**WHAT YOU SHOULD DO:**
Read through the data and count the lines that contain the string "hand"; give only the result.

**PROVIDED RECORDS:**
+++

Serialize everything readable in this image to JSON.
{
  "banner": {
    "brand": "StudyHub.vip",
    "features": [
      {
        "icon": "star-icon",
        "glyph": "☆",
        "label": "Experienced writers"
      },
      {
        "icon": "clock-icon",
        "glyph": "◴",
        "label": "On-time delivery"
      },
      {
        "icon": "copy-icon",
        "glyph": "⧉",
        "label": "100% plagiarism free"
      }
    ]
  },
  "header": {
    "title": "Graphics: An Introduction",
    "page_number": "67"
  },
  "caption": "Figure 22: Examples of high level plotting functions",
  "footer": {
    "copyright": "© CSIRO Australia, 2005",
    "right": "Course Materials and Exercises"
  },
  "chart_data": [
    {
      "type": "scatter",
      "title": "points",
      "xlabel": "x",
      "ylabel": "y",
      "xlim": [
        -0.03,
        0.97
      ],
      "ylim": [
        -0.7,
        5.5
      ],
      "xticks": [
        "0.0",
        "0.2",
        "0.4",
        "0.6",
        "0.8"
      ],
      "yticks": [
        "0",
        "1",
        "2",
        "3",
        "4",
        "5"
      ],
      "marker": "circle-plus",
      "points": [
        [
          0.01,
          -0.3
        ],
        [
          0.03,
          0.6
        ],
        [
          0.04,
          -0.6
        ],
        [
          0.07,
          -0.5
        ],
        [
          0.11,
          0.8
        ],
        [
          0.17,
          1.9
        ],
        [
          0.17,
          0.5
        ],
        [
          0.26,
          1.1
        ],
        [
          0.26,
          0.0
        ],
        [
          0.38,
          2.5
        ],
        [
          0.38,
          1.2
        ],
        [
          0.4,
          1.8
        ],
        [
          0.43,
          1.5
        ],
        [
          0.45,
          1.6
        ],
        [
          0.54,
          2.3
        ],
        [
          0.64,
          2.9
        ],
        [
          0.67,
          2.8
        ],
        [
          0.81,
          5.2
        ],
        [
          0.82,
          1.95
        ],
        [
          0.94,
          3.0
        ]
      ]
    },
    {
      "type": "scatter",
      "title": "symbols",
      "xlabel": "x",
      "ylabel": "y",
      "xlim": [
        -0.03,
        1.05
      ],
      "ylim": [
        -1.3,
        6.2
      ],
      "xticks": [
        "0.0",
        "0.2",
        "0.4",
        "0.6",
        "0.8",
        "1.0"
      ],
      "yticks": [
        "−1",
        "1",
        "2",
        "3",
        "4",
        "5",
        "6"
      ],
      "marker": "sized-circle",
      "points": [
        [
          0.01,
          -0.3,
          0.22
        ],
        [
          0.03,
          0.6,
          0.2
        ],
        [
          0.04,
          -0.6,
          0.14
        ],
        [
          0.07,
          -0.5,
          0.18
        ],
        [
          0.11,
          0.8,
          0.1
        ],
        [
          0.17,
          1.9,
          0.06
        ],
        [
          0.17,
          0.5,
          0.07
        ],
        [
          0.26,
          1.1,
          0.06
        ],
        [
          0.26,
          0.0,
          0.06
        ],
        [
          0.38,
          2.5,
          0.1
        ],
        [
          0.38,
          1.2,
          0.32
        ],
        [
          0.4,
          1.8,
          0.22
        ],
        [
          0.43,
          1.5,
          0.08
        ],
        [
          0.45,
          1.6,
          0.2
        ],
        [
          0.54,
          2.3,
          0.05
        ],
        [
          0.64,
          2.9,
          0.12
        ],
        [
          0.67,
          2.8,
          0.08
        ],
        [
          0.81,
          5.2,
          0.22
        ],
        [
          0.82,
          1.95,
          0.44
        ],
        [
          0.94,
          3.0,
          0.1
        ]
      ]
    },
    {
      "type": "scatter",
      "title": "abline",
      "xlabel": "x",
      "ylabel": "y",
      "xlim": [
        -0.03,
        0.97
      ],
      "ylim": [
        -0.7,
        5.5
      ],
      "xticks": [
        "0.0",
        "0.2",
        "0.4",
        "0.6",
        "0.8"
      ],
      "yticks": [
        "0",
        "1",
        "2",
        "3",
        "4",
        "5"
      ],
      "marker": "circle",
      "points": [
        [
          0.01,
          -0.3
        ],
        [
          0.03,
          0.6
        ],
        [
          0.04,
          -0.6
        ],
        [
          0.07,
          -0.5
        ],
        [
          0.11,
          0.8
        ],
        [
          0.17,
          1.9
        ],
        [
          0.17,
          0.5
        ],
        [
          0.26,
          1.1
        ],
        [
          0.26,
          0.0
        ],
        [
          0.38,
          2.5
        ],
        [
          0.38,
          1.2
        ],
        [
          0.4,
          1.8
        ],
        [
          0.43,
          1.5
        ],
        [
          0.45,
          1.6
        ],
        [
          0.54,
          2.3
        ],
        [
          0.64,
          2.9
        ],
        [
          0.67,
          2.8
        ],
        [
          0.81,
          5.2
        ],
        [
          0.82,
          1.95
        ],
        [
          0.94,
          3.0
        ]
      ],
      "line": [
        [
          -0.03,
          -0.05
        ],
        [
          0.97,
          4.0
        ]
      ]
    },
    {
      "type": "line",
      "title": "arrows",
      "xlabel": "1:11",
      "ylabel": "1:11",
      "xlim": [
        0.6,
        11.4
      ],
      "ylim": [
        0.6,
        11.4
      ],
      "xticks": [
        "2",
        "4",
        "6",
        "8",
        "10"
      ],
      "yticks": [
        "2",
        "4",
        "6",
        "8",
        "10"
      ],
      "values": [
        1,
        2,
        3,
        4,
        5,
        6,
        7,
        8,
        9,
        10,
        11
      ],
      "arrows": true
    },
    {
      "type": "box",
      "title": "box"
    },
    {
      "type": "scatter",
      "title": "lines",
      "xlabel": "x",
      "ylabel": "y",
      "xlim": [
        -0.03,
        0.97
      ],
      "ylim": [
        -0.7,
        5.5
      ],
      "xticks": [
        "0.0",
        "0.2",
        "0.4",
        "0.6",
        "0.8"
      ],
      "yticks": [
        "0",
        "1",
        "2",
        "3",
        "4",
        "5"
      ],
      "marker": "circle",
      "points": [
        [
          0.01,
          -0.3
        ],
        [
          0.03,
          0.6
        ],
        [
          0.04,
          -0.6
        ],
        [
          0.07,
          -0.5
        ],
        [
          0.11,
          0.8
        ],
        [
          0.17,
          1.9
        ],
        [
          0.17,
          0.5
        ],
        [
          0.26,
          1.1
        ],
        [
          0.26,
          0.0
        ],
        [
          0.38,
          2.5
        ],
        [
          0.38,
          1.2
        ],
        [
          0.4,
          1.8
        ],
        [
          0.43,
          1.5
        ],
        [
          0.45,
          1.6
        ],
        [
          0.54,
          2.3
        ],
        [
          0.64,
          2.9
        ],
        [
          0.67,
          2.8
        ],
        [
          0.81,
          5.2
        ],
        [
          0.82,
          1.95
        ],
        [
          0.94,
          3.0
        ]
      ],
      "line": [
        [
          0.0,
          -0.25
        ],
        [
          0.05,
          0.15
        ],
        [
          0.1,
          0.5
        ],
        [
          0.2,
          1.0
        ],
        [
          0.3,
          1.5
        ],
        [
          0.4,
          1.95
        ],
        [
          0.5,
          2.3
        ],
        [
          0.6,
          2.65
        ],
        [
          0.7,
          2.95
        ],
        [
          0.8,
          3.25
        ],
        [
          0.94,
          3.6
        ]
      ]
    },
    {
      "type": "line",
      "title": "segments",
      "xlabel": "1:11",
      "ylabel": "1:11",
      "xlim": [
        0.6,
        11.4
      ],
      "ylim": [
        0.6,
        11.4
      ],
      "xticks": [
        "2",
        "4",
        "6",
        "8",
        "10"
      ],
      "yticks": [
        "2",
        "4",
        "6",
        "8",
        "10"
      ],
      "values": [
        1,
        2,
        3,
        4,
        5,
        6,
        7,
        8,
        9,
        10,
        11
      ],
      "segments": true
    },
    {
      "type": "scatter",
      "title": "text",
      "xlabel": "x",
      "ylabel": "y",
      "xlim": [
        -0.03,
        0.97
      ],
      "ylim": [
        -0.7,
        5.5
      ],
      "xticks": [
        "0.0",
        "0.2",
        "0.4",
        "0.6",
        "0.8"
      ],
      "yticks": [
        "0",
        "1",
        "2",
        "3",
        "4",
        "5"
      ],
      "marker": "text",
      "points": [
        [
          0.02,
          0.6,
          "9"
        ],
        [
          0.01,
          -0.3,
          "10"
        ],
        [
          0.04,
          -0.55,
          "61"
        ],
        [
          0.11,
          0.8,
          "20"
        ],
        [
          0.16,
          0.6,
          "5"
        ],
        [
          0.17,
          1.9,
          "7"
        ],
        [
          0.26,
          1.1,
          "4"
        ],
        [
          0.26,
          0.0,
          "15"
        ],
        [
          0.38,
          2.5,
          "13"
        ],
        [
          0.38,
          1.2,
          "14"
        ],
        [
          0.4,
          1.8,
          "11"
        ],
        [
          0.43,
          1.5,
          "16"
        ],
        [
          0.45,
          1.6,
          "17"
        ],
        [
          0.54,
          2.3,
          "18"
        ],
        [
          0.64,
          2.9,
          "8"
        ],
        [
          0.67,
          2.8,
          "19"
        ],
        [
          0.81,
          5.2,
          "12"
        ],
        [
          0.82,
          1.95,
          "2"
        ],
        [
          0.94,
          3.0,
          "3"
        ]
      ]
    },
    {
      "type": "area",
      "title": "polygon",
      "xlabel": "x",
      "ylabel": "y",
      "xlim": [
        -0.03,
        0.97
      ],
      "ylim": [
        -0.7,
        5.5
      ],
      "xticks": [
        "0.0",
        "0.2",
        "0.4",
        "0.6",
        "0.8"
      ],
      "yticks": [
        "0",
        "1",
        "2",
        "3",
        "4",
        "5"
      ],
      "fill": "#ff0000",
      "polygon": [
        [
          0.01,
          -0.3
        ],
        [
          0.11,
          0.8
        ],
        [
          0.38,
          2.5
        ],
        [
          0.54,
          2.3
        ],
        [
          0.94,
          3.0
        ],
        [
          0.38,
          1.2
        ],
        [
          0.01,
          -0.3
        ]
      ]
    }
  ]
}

+++

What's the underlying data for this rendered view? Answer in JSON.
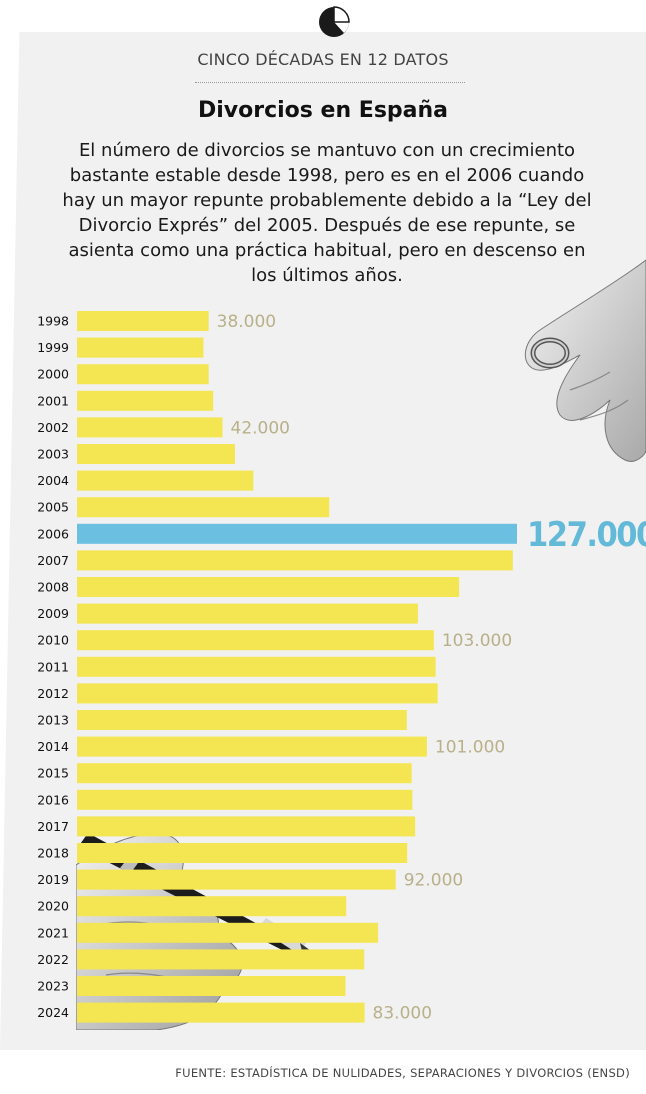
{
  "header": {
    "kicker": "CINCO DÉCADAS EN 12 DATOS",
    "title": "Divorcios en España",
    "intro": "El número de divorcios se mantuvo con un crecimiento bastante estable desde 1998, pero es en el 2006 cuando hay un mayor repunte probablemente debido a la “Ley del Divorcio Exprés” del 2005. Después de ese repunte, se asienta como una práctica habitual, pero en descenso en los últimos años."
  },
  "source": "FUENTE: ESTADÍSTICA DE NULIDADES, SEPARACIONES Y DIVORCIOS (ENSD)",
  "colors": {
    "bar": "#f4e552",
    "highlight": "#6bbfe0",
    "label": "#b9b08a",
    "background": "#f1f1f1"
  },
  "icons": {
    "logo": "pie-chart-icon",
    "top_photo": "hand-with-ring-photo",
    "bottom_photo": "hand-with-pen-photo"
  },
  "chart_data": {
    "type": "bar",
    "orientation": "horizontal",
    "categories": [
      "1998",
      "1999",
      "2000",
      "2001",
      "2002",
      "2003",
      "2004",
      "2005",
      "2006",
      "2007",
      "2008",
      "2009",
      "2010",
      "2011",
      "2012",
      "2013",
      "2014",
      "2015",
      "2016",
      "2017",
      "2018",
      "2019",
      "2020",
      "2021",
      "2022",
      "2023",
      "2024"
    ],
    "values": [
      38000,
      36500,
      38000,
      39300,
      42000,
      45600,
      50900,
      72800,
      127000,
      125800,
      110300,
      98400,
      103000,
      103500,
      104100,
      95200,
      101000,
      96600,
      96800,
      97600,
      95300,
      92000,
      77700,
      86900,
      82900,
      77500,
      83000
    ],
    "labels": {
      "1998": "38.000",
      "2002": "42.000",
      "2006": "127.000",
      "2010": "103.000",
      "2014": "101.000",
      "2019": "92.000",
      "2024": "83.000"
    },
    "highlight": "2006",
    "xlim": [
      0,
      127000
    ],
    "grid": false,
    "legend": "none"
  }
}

+++

**COMPLETED EXERCISE:**
2